GIVEN PROBLEM:
Each line below must be set down exactly; omit any image you find.

— start of DATASET EXTRACT —

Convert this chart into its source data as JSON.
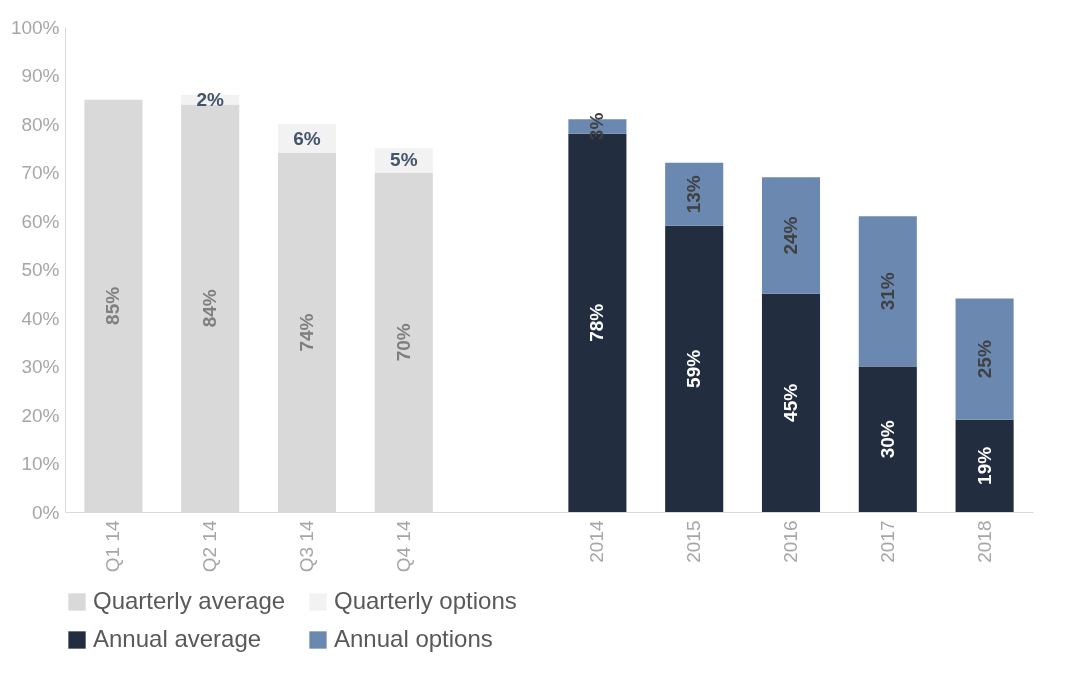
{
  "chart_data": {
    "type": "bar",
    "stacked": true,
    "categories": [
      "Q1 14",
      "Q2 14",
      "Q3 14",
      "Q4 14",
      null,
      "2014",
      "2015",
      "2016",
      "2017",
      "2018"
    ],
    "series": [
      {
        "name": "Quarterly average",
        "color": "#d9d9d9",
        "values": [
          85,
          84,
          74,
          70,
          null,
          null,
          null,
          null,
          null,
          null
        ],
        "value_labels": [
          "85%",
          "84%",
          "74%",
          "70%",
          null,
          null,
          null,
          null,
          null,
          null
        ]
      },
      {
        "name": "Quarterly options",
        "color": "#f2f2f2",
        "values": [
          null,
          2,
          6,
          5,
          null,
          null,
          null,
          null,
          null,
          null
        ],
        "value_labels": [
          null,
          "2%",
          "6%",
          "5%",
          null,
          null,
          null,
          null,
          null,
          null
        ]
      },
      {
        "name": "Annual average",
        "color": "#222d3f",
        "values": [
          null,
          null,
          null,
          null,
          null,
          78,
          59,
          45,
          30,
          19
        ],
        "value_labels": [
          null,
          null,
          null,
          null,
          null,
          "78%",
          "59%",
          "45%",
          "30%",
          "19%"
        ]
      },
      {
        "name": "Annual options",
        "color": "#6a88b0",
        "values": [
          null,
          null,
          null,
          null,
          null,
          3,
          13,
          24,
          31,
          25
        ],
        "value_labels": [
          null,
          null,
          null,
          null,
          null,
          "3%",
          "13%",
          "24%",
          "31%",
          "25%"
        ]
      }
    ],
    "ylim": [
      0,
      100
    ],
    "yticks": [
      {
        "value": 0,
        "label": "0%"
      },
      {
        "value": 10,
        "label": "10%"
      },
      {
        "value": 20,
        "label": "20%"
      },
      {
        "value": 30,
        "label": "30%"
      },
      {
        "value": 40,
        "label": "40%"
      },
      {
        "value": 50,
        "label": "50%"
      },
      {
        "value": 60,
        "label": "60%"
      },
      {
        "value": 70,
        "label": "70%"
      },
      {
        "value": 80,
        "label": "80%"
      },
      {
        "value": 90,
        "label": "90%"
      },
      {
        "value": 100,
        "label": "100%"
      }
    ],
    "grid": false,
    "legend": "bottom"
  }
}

— end of DATASET EXTRACT —

RESPONSE BELOW:
Convert this chart into its source data as JSON.
{
  "chart_data": {
    "type": "bar",
    "stacked": true,
    "categories": [
      "Q1 14",
      "Q2 14",
      "Q3 14",
      "Q4 14",
      null,
      "2014",
      "2015",
      "2016",
      "2017",
      "2018"
    ],
    "series": [
      {
        "name": "Quarterly average",
        "color": "#d9d9d9",
        "values": [
          85,
          84,
          74,
          70,
          null,
          null,
          null,
          null,
          null,
          null
        ],
        "value_labels": [
          "85%",
          "84%",
          "74%",
          "70%",
          null,
          null,
          null,
          null,
          null,
          null
        ]
      },
      {
        "name": "Quarterly options",
        "color": "#f2f2f2",
        "values": [
          null,
          2,
          6,
          5,
          null,
          null,
          null,
          null,
          null,
          null
        ],
        "value_labels": [
          null,
          "2%",
          "6%",
          "5%",
          null,
          null,
          null,
          null,
          null,
          null
        ]
      },
      {
        "name": "Annual average",
        "color": "#222d3f",
        "values": [
          null,
          null,
          null,
          null,
          null,
          78,
          59,
          45,
          30,
          19
        ],
        "value_labels": [
          null,
          null,
          null,
          null,
          null,
          "78%",
          "59%",
          "45%",
          "30%",
          "19%"
        ]
      },
      {
        "name": "Annual options",
        "color": "#6a88b0",
        "values": [
          null,
          null,
          null,
          null,
          null,
          3,
          13,
          24,
          31,
          25
        ],
        "value_labels": [
          null,
          null,
          null,
          null,
          null,
          "3%",
          "13%",
          "24%",
          "31%",
          "25%"
        ]
      }
    ],
    "ylim": [
      0,
      100
    ],
    "yticks": [
      {
        "value": 0,
        "label": "0%"
      },
      {
        "value": 10,
        "label": "10%"
      },
      {
        "value": 20,
        "label": "20%"
      },
      {
        "value": 30,
        "label": "30%"
      },
      {
        "value": 40,
        "label": "40%"
      },
      {
        "value": 50,
        "label": "50%"
      },
      {
        "value": 60,
        "label": "60%"
      },
      {
        "value": 70,
        "label": "70%"
      },
      {
        "value": 80,
        "label": "80%"
      },
      {
        "value": 90,
        "label": "90%"
      },
      {
        "value": 100,
        "label": "100%"
      }
    ],
    "grid": false,
    "legend": "bottom"
  }
}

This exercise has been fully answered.